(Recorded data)

/---

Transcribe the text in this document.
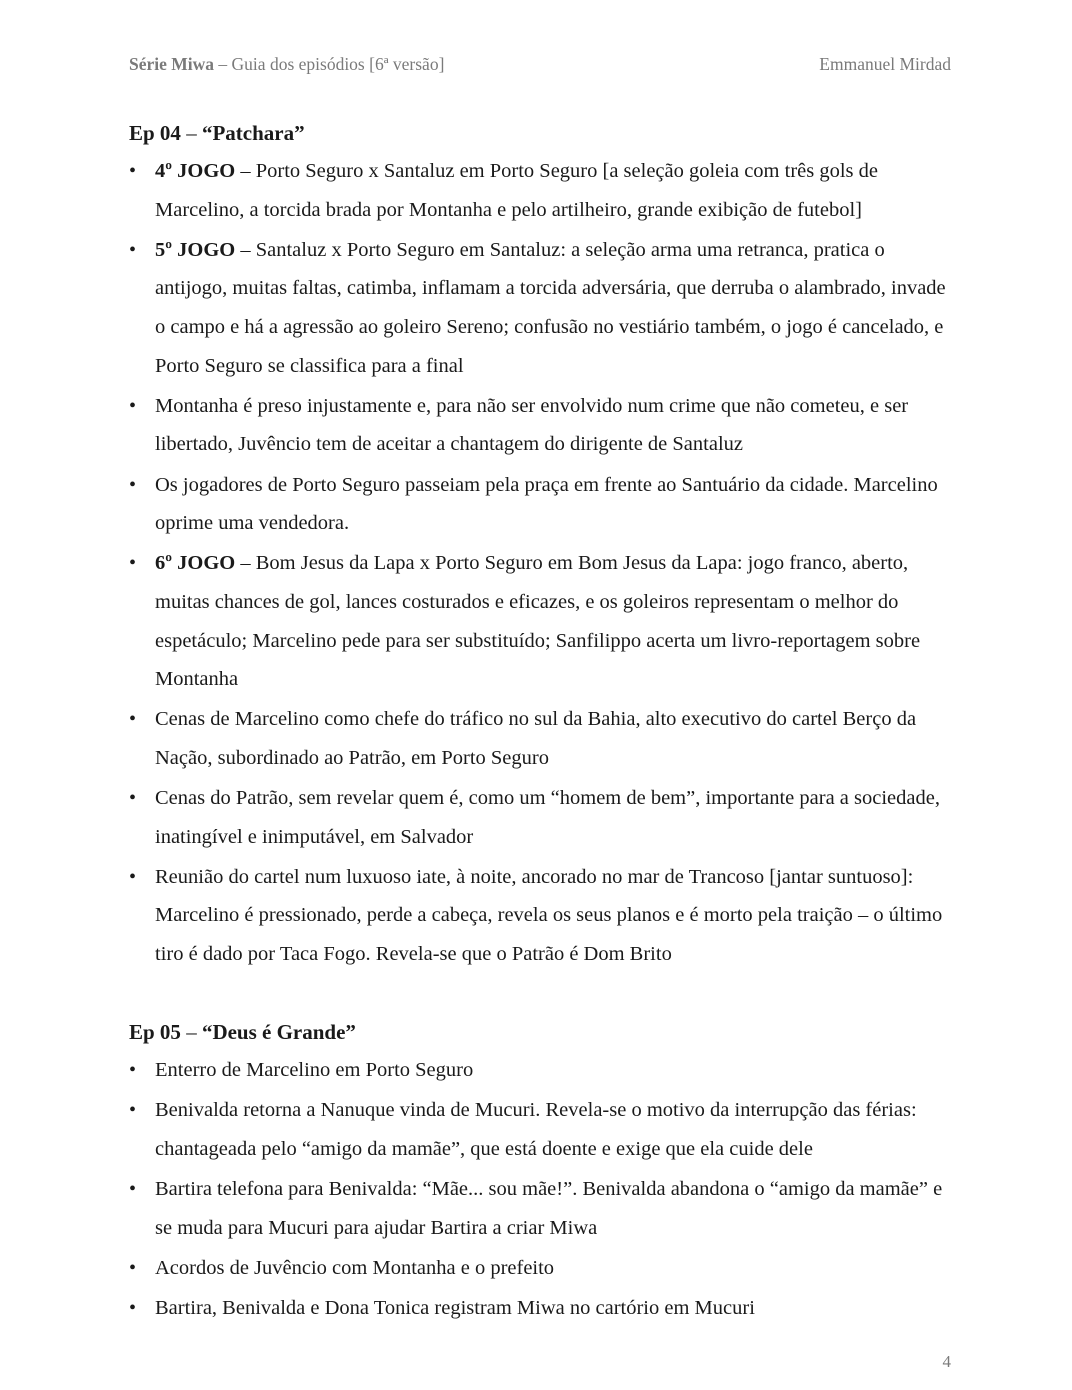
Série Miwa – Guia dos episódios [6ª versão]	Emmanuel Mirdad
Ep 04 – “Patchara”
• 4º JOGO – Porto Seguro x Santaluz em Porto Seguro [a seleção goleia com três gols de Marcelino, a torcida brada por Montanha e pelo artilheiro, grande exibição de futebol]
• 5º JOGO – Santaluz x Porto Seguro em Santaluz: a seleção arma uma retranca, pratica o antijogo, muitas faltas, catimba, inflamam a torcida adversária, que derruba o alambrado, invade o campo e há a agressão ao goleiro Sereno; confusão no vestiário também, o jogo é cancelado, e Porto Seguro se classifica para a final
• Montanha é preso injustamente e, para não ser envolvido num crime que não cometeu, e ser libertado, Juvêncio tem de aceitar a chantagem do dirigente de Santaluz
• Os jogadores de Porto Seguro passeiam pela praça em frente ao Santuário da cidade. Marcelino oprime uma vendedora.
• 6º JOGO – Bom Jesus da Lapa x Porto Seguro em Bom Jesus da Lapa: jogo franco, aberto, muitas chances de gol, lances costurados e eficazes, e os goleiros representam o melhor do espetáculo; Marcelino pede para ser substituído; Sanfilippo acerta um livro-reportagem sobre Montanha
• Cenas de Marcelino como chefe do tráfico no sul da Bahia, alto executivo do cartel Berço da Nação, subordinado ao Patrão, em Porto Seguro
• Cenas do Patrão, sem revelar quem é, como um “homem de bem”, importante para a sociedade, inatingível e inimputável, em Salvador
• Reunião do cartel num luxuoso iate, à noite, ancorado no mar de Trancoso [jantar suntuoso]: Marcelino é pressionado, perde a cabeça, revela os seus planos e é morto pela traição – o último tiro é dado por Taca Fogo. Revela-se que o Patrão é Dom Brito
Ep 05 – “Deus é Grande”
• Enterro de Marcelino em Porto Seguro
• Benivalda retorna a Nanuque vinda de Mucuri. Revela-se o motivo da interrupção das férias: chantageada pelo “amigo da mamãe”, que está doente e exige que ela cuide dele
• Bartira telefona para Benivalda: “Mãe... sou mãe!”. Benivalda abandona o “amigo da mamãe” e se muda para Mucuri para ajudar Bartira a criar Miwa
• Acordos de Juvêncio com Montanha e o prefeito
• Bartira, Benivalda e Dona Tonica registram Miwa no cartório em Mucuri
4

\---
/---

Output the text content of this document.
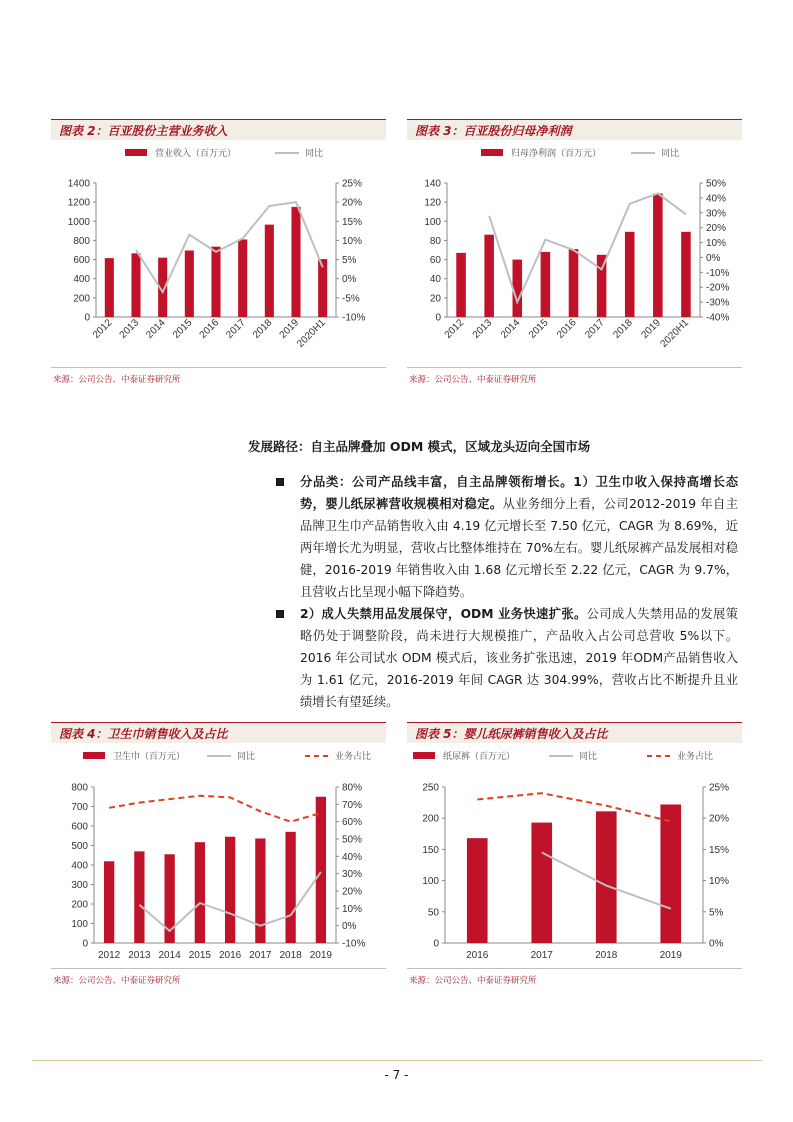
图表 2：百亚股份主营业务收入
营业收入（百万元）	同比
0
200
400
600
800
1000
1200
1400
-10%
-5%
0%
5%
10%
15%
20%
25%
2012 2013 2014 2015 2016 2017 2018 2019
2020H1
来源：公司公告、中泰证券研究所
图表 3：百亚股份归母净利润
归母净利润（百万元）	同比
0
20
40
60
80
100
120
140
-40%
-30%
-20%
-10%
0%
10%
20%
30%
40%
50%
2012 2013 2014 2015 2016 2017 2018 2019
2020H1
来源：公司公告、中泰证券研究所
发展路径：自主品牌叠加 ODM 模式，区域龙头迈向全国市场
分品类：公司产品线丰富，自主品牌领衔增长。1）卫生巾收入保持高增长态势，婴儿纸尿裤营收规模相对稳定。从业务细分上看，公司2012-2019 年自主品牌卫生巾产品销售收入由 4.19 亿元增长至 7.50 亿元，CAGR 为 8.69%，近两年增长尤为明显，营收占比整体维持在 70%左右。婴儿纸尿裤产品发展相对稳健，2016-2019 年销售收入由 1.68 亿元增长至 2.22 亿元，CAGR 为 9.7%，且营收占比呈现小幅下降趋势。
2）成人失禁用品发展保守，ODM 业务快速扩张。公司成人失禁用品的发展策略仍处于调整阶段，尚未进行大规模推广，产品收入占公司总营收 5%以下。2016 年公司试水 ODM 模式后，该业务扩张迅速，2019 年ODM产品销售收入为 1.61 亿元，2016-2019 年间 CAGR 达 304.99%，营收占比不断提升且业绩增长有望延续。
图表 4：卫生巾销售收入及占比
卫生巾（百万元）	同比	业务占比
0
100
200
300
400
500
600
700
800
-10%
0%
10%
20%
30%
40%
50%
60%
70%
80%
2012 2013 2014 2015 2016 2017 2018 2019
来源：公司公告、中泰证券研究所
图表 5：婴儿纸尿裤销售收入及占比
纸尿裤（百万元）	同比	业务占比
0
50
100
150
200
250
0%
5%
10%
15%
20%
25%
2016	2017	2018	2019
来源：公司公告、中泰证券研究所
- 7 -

\---

Copy each line of the records above that carries the word "Seguro".

• 4º JOGO – Porto Seguro x Santaluz em Porto Seguro [a seleção goleia com três gols de Marcelino, a torcida brada por Montanha e pelo artilheiro, grande exibição de futebol]
• 5º JOGO – Santaluz x Porto Seguro em Santaluz: a seleção arma uma retranca, pratica o antijogo, muitas faltas, catimba, inflamam a torcida adversária, que derruba o alambrado, invade o campo e há a agressão ao goleiro Sereno; confusão no vestiário também, o jogo é cancelado, e Porto Seguro se classifica para a final
• Os jogadores de Porto Seguro passeiam pela praça em frente ao Santuário da cidade. Marcelino oprime uma vendedora.
• 6º JOGO – Bom Jesus da Lapa x Porto Seguro em Bom Jesus da Lapa: jogo franco, aberto, muitas chances de gol, lances costurados e eficazes, e os goleiros representam o melhor do espetáculo; Marcelino pede para ser substituído; Sanfilippo acerta um livro-reportagem sobre Montanha
• Cenas de Marcelino como chefe do tráfico no sul da Bahia, alto executivo do cartel Berço da Nação, subordinado ao Patrão, em Porto Seguro
• Enterro de Marcelino em Porto Seguro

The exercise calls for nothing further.